### DIRECTIVE:
Show each line that has the string "your" in it.

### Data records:
+---+

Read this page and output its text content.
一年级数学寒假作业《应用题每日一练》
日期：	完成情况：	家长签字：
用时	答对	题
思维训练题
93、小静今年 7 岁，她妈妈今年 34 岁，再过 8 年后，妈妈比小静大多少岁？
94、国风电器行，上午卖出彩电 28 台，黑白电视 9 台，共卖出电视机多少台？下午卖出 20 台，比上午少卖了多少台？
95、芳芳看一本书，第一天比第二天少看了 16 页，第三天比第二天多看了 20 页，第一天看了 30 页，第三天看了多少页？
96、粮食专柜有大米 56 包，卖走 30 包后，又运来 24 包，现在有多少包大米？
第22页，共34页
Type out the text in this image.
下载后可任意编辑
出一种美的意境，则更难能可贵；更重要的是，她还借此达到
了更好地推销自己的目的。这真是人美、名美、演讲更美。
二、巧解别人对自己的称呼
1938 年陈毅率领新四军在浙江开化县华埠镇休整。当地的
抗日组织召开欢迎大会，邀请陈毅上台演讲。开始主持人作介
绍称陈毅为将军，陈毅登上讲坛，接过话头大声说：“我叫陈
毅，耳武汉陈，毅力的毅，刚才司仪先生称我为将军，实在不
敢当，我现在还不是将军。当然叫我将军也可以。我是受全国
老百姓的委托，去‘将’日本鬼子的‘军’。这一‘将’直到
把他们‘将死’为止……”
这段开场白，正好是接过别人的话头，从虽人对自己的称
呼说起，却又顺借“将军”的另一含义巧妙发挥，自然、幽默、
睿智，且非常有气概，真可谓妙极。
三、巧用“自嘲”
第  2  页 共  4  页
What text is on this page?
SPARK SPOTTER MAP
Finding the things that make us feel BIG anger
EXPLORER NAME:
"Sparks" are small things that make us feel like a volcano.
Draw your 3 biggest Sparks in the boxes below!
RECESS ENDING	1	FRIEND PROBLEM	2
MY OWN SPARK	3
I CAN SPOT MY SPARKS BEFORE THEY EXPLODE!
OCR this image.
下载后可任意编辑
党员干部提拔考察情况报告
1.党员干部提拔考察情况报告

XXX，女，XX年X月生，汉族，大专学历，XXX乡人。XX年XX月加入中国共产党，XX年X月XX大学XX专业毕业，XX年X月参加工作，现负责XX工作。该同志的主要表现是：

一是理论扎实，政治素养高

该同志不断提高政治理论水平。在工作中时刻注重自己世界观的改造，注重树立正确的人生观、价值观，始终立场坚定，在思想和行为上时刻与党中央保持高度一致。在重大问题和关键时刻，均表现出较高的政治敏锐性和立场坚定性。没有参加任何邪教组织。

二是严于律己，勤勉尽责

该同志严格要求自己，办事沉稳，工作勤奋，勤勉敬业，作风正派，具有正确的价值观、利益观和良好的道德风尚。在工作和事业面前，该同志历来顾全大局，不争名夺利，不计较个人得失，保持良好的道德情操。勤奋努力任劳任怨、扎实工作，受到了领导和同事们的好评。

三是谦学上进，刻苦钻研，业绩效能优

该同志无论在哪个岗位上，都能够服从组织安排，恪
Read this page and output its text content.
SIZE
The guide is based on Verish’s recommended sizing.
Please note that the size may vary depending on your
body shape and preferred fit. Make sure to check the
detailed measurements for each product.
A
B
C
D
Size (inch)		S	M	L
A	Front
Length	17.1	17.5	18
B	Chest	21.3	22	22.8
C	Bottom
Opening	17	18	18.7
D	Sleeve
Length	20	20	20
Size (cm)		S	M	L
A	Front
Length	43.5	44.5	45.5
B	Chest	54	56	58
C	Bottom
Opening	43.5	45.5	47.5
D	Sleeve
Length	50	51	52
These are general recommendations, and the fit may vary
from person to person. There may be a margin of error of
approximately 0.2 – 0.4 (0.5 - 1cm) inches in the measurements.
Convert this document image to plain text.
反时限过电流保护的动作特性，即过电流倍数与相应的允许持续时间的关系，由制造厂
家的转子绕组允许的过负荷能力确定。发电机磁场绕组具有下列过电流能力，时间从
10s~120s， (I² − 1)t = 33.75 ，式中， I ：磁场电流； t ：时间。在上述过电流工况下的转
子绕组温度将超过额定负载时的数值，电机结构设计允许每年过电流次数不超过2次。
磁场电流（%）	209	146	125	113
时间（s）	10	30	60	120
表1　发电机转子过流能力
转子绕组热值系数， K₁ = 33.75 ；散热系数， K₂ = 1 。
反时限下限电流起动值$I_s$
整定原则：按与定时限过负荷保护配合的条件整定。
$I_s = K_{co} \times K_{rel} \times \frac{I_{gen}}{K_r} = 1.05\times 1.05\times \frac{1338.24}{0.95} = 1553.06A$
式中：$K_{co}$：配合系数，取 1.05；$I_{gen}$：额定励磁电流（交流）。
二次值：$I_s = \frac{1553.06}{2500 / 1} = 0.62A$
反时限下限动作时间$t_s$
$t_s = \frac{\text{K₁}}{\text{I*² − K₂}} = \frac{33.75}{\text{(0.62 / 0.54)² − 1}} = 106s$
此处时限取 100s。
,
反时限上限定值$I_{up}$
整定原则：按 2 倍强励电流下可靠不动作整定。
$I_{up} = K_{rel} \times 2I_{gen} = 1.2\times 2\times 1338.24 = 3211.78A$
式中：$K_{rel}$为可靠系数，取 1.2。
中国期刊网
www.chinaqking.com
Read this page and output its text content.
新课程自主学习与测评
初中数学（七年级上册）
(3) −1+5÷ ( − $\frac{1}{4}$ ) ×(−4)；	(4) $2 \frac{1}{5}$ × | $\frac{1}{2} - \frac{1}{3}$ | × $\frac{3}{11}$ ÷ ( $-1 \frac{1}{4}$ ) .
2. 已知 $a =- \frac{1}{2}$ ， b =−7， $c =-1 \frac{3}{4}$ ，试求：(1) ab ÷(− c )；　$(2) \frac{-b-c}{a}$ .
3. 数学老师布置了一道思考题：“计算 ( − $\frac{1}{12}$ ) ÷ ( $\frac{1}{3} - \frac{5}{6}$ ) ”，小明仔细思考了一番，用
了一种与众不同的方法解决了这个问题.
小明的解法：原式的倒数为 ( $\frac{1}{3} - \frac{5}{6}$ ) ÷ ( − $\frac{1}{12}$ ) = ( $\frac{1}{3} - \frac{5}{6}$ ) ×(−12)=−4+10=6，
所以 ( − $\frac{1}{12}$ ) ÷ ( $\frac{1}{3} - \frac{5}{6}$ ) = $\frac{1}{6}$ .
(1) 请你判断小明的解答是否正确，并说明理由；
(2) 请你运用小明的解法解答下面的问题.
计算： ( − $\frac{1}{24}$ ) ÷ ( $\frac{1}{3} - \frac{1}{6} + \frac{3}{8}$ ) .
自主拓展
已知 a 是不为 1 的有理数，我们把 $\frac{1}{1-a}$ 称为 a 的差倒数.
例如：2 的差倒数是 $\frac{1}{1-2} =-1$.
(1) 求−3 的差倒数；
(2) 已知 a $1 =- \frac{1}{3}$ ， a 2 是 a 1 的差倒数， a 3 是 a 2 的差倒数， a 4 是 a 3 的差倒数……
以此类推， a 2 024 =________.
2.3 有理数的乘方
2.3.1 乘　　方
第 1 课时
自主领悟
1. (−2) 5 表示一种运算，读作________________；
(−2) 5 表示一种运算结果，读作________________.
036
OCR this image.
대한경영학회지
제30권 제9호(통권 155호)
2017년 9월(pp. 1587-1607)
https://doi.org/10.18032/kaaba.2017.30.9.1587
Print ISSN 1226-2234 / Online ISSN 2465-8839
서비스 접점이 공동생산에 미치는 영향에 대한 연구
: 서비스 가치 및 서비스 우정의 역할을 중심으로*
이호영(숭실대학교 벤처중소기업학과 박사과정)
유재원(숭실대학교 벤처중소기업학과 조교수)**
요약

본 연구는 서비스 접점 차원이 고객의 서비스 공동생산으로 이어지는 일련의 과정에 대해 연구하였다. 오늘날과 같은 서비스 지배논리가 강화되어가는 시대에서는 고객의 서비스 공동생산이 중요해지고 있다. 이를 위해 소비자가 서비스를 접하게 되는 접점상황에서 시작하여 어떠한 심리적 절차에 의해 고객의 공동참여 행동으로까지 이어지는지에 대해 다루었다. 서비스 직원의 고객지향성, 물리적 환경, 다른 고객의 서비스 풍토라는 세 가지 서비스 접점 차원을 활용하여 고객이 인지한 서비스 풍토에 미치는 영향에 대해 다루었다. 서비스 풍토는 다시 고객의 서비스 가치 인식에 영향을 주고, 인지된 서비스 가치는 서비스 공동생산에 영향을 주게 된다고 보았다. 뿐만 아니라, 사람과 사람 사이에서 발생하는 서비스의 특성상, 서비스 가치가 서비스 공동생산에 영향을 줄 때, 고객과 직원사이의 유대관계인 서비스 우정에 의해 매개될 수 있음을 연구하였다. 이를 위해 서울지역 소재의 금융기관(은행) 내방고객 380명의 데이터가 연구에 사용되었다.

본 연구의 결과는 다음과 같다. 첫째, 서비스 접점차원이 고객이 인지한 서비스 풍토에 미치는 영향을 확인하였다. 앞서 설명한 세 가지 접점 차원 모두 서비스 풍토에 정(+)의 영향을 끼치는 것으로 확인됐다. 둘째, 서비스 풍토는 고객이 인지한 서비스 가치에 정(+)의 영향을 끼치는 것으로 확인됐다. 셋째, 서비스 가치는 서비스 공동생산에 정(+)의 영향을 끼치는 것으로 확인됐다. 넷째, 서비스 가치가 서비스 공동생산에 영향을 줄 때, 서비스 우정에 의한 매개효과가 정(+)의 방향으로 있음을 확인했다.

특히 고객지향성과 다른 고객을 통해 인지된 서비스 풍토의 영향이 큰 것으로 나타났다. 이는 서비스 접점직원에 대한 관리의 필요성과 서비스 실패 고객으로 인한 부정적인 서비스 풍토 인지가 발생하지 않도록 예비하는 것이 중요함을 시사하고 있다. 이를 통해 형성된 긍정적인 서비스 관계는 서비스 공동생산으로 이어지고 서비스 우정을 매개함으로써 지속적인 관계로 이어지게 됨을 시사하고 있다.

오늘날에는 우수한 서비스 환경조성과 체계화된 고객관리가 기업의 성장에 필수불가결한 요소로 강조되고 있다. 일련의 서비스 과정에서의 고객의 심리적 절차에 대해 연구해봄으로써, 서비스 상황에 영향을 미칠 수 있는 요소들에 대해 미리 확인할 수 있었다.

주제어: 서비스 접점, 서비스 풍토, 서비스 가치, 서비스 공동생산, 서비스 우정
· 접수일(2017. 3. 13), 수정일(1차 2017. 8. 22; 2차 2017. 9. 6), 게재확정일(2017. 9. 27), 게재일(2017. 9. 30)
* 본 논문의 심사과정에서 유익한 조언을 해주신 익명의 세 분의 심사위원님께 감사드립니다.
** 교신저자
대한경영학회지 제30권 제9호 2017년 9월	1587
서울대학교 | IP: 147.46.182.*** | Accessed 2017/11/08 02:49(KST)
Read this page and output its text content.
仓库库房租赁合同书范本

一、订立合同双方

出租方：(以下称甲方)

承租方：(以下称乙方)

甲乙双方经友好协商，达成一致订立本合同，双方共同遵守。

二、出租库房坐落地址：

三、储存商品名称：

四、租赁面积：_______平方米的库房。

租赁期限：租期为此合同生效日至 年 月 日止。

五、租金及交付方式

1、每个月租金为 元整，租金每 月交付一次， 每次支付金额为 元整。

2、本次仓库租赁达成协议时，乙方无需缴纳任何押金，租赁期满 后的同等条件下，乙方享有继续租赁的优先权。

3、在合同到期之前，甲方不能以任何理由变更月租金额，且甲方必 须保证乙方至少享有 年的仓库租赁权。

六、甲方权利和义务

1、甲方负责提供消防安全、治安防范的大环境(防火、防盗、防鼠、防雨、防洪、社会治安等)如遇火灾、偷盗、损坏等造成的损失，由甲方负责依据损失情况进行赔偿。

+---+

### ANSWER IN FULL:
Draw your 3 biggest Sparks in the boxes below!
Please note that the size may vary depending on your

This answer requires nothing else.